WHAT IS ASKED – Comb through the entries for "this" and pull out each line that holds it.

Extracted data entries –
++++++++++

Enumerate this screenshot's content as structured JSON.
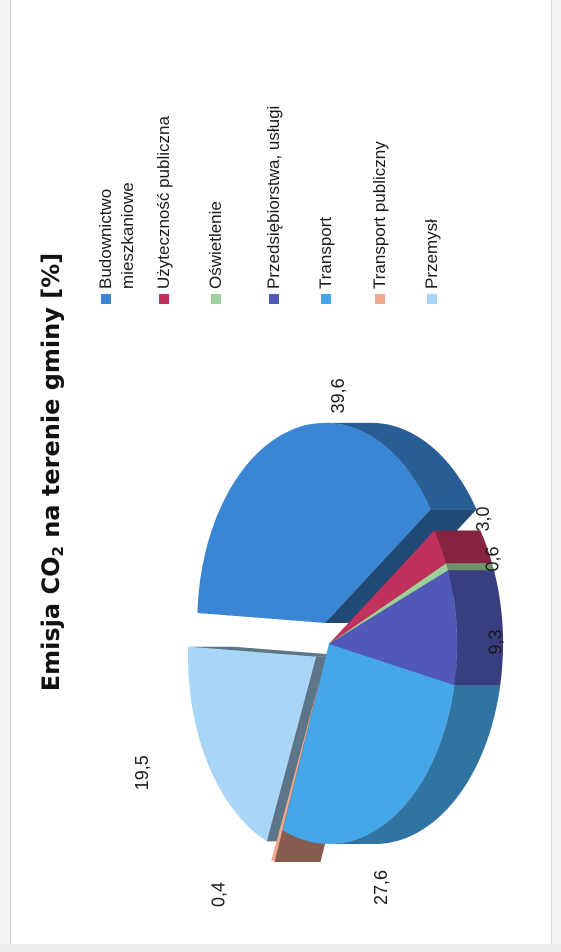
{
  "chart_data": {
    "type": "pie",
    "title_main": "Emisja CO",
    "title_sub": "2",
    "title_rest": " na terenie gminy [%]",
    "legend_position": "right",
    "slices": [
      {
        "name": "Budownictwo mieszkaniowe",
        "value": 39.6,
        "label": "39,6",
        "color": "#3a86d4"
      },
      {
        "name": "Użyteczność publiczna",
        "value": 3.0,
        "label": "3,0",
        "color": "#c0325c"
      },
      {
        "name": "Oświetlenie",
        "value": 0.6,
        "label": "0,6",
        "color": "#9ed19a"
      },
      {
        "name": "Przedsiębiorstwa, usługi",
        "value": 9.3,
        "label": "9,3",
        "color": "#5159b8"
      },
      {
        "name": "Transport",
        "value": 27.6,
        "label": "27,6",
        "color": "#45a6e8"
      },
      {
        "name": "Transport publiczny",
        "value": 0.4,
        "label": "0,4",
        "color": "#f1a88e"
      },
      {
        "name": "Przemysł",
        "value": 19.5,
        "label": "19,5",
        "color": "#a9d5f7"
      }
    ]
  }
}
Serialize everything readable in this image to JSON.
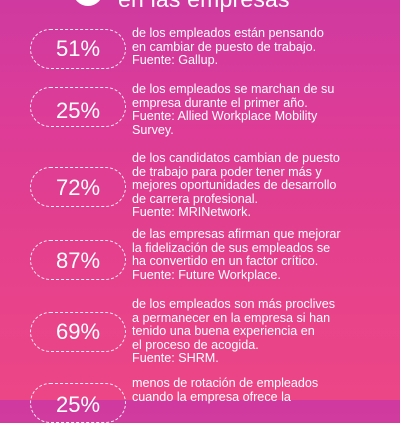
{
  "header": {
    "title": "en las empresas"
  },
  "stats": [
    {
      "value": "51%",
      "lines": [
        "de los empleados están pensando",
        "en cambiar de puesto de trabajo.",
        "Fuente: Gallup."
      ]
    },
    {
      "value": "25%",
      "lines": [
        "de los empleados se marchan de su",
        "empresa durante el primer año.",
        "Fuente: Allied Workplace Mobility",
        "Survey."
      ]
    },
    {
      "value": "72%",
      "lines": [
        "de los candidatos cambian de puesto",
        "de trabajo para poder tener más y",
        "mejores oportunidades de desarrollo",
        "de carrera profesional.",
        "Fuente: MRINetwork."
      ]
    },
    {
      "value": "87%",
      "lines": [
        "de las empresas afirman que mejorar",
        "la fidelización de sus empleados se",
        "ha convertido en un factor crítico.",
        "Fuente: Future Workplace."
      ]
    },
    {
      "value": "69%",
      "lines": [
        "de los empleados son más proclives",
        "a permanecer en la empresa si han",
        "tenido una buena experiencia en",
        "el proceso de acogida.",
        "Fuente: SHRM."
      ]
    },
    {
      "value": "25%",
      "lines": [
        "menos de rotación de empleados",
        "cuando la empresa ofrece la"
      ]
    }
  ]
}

++++++++++

RESPONSE TO THE TASK –
Enumerate this screenshot's content as structured JSON.
Serialize everything readable in this image to JSON.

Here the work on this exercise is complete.